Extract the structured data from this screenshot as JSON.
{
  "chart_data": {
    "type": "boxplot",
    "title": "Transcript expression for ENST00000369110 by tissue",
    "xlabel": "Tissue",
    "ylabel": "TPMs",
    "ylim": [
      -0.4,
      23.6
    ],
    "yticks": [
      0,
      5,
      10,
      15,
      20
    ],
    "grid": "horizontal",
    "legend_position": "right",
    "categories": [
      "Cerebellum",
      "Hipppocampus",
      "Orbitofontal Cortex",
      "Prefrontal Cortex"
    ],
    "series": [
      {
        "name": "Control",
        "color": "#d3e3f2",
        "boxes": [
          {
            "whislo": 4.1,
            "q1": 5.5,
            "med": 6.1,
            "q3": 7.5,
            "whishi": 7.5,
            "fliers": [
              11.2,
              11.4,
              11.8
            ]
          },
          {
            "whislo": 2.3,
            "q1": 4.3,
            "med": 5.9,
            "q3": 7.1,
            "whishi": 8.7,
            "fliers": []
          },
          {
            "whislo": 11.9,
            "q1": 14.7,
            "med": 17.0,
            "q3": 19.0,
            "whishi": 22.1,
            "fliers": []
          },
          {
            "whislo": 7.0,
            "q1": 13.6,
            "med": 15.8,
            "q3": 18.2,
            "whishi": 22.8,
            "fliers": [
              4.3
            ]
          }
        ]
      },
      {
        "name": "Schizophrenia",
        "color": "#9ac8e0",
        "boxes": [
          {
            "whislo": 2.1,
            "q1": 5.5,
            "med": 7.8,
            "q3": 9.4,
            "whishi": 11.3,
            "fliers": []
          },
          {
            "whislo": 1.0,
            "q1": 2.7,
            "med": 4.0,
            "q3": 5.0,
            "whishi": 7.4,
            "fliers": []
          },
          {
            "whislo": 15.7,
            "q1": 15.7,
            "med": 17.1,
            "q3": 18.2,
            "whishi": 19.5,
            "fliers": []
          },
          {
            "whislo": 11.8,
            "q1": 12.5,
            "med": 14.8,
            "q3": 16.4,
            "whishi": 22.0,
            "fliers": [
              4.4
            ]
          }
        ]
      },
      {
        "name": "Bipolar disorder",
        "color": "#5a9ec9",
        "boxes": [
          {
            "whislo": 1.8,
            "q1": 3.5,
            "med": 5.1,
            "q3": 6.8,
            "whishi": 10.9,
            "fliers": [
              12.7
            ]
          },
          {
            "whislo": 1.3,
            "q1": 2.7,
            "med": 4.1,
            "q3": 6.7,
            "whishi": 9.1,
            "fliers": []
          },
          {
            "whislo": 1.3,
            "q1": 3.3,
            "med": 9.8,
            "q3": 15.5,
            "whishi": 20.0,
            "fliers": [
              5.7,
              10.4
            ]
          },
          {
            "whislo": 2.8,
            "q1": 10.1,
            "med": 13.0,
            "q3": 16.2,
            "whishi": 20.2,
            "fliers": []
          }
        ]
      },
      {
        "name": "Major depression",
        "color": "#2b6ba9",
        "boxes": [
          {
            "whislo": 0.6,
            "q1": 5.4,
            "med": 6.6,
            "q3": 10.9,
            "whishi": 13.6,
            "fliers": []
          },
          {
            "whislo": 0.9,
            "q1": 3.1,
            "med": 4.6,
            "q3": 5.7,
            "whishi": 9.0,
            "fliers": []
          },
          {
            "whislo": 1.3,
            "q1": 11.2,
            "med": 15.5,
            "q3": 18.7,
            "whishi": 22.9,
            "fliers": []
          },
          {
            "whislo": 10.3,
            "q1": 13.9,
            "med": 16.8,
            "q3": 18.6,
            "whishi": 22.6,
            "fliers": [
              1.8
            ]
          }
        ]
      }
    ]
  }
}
::::::
§ **Exercise**
Every entry must be quoted exactly as it appears above.

§ **Result of this task**
Extract the structured data from this screenshot as JSON.
{
  "chart_data": {
    "type": "boxplot",
    "title": "Transcript expression for ENST00000369110 by tissue",
    "xlabel": "Tissue",
    "ylabel": "TPMs",
    "ylim": [
      -0.4,
      23.6
    ],
    "yticks": [
      0,
      5,
      10,
      15,
      20
    ],
    "grid": "horizontal",
    "legend_position": "right",
    "categories": [
      "Cerebellum",
      "Hipppocampus",
      "Orbitofontal Cortex",
      "Prefrontal Cortex"
    ],
    "series": [
      {
        "name": "Control",
        "color": "#d3e3f2",
        "boxes": [
          {
            "whislo": 4.1,
            "q1": 5.5,
            "med": 6.1,
            "q3": 7.5,
            "whishi": 7.5,
            "fliers": [
              11.2,
              11.4,
              11.8
            ]
          },
          {
            "whislo": 2.3,
            "q1": 4.3,
            "med": 5.9,
            "q3": 7.1,
            "whishi": 8.7,
            "fliers": []
          },
          {
            "whislo": 11.9,
            "q1": 14.7,
            "med": 17.0,
            "q3": 19.0,
            "whishi": 22.1,
            "fliers": []
          },
          {
            "whislo": 7.0,
            "q1": 13.6,
            "med": 15.8,
            "q3": 18.2,
            "whishi": 22.8,
            "fliers": [
              4.3
            ]
          }
        ]
      },
      {
        "name": "Schizophrenia",
        "color": "#9ac8e0",
        "boxes": [
          {
            "whislo": 2.1,
            "q1": 5.5,
            "med": 7.8,
            "q3": 9.4,
            "whishi": 11.3,
            "fliers": []
          },
          {
            "whislo": 1.0,
            "q1": 2.7,
            "med": 4.0,
            "q3": 5.0,
            "whishi": 7.4,
            "fliers": []
          },
          {
            "whislo": 15.7,
            "q1": 15.7,
            "med": 17.1,
            "q3": 18.2,
            "whishi": 19.5,
            "fliers": []
          },
          {
            "whislo": 11.8,
            "q1": 12.5,
            "med": 14.8,
            "q3": 16.4,
            "whishi": 22.0,
            "fliers": [
              4.4
            ]
          }
        ]
      },
      {
        "name": "Bipolar disorder",
        "color": "#5a9ec9",
        "boxes": [
          {
            "whislo": 1.8,
            "q1": 3.5,
            "med": 5.1,
            "q3": 6.8,
            "whishi": 10.9,
            "fliers": [
              12.7
            ]
          },
          {
            "whislo": 1.3,
            "q1": 2.7,
            "med": 4.1,
            "q3": 6.7,
            "whishi": 9.1,
            "fliers": []
          },
          {
            "whislo": 1.3,
            "q1": 3.3,
            "med": 9.8,
            "q3": 15.5,
            "whishi": 20.0,
            "fliers": [
              5.7,
              10.4
            ]
          },
          {
            "whislo": 2.8,
            "q1": 10.1,
            "med": 13.0,
            "q3": 16.2,
            "whishi": 20.2,
            "fliers": []
          }
        ]
      },
      {
        "name": "Major depression",
        "color": "#2b6ba9",
        "boxes": [
          {
            "whislo": 0.6,
            "q1": 5.4,
            "med": 6.6,
            "q3": 10.9,
            "whishi": 13.6,
            "fliers": []
          },
          {
            "whislo": 0.9,
            "q1": 3.1,
            "med": 4.6,
            "q3": 5.7,
            "whishi": 9.0,
            "fliers": []
          },
          {
            "whislo": 1.3,
            "q1": 11.2,
            "med": 15.5,
            "q3": 18.7,
            "whishi": 22.9,
            "fliers": []
          },
          {
            "whislo": 10.3,
            "q1": 13.9,
            "med": 16.8,
            "q3": 18.6,
            "whishi": 22.6,
            "fliers": [
              1.8
            ]
          }
        ]
      }
    ]
  }
}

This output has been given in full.